● **TASK OBJECTIVE**
Scan the data below for the string "JSON". Show every line where it turns up.

[begin TASK DATA]

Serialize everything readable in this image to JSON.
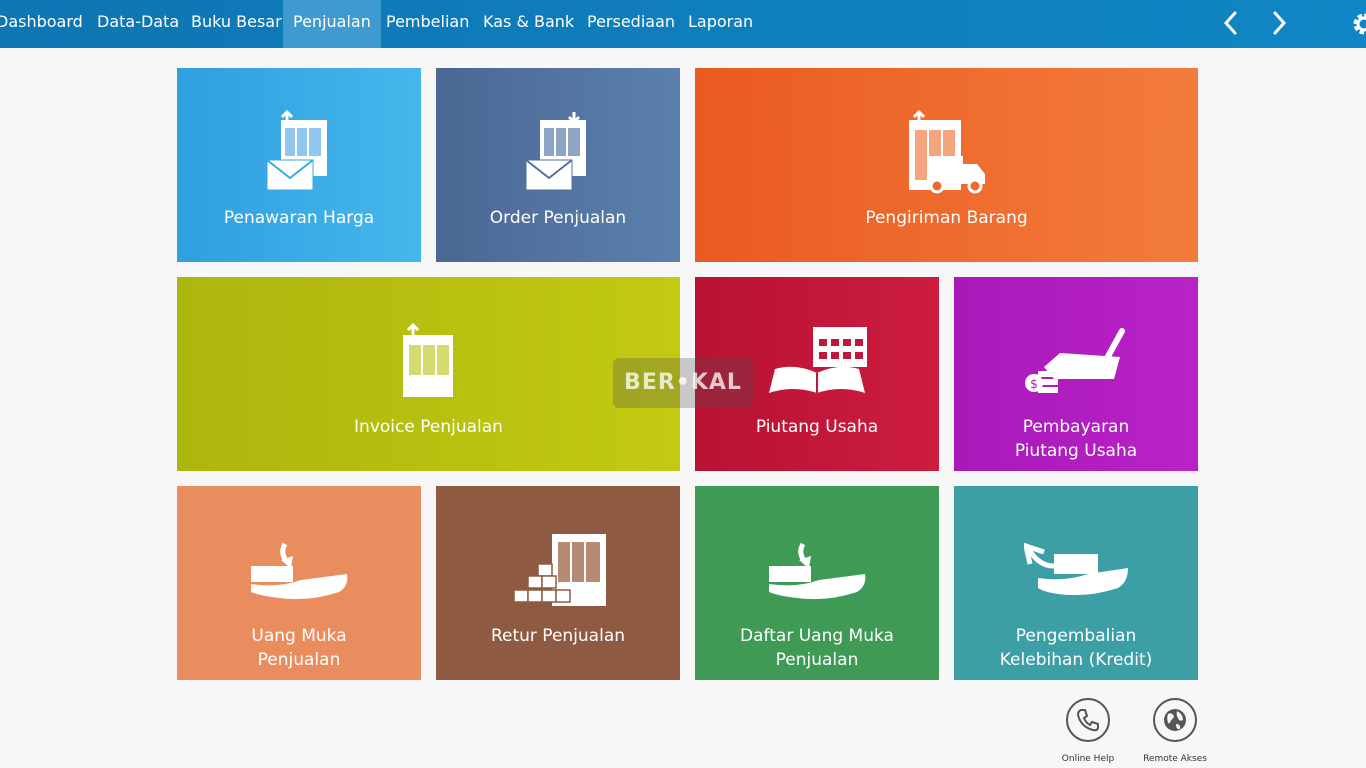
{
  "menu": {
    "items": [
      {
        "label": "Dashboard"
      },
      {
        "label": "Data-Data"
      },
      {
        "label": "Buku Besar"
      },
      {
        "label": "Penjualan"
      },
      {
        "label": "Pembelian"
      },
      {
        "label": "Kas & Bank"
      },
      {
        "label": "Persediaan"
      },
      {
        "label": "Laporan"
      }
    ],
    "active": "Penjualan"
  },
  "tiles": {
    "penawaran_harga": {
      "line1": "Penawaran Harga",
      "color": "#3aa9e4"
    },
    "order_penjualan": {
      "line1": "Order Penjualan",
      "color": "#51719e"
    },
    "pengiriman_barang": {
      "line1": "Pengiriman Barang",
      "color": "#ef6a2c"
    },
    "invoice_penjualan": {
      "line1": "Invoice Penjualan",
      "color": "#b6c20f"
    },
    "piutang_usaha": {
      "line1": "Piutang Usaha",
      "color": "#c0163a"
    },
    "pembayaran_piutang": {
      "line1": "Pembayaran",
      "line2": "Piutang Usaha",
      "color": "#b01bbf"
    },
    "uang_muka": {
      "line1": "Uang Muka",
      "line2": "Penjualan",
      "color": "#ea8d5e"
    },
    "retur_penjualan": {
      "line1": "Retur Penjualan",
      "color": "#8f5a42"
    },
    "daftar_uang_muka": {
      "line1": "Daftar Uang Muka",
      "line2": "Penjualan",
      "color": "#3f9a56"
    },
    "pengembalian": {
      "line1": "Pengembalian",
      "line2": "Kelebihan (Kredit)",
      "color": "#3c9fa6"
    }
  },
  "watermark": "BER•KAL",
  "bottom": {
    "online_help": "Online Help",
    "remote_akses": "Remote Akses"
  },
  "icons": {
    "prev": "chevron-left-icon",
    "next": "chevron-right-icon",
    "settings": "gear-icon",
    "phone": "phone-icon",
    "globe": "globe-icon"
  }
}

[end TASK DATA]
[begin TASK DATA]

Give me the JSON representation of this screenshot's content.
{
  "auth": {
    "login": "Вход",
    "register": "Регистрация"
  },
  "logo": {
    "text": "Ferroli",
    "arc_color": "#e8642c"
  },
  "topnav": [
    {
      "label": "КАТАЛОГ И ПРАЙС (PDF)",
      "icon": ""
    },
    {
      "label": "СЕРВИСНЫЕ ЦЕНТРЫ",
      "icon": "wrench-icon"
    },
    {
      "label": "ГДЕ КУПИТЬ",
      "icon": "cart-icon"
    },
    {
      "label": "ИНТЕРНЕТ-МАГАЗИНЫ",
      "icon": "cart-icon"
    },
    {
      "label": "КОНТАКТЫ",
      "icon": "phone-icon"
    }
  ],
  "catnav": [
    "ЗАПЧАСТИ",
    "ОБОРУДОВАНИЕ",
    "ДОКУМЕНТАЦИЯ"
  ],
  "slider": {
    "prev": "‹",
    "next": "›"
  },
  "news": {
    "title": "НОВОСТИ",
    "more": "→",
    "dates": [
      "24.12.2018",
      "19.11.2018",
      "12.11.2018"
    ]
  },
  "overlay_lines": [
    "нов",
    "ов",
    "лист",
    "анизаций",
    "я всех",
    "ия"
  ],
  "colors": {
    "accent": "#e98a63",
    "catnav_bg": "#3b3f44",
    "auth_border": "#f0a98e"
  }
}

[end TASK DATA]
[begin TASK DATA]

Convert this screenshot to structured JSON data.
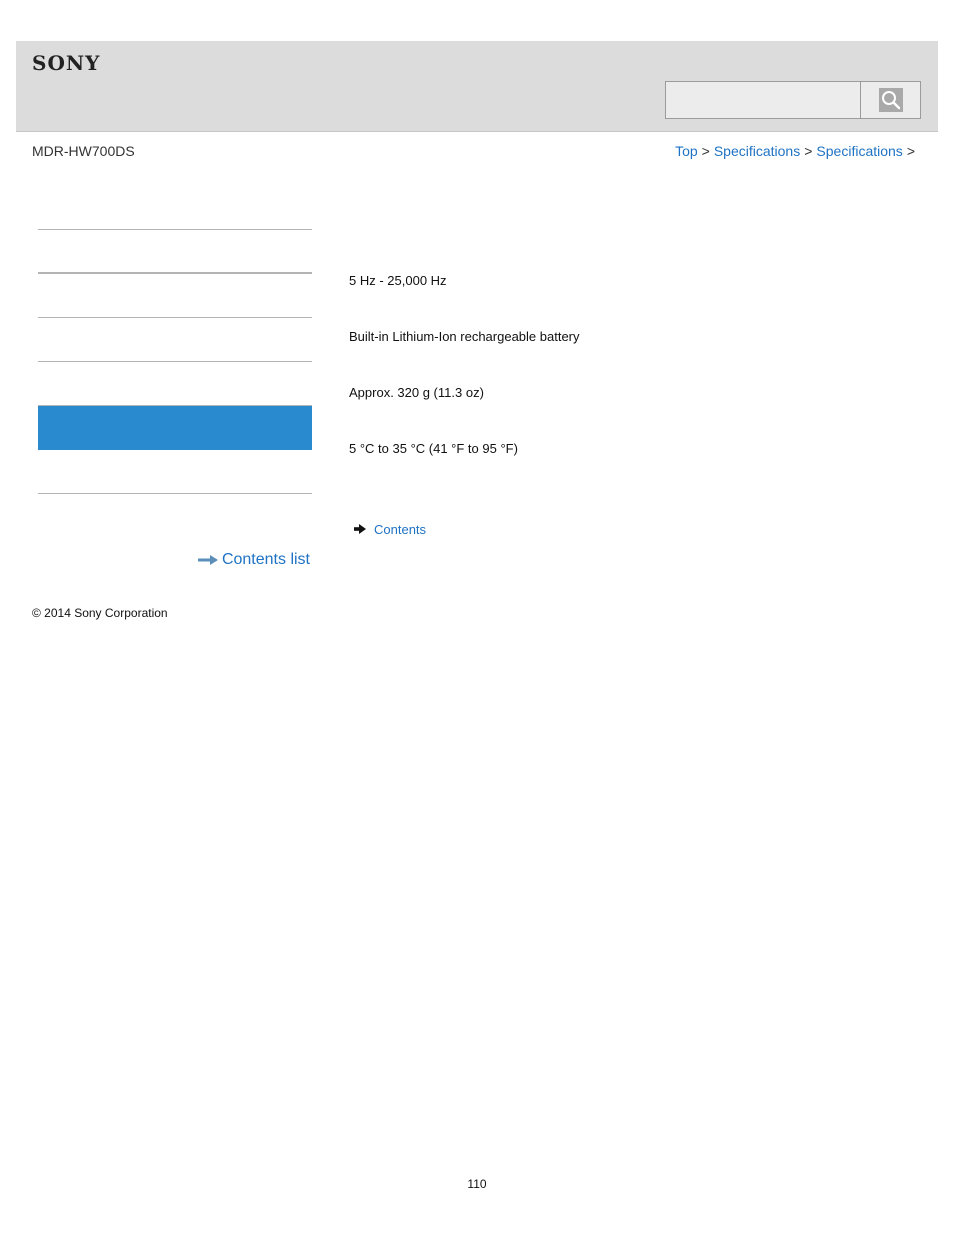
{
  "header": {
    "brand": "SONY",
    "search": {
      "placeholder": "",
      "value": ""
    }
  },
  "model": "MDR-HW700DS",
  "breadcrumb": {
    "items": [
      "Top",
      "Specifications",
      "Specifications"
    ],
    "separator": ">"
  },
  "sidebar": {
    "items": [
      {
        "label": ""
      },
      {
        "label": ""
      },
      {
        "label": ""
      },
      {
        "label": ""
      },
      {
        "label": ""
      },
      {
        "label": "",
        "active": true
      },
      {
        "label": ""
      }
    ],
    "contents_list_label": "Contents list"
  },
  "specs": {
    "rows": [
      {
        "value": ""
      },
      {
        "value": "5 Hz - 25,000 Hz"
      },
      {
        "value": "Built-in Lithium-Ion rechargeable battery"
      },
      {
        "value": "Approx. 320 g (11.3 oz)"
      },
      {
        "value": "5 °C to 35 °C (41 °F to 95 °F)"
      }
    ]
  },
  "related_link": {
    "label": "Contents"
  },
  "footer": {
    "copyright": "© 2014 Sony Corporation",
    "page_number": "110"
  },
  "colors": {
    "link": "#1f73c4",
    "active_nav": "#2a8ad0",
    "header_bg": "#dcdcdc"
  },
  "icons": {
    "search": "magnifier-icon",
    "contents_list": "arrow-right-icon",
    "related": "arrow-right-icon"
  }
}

[end TASK DATA]

● **REPLY TO THE EXERCISE**
Serialize everything readable in this image to JSON.
Give me the JSON representation of this screenshot's content.
Convert this screenshot to structured JSON data.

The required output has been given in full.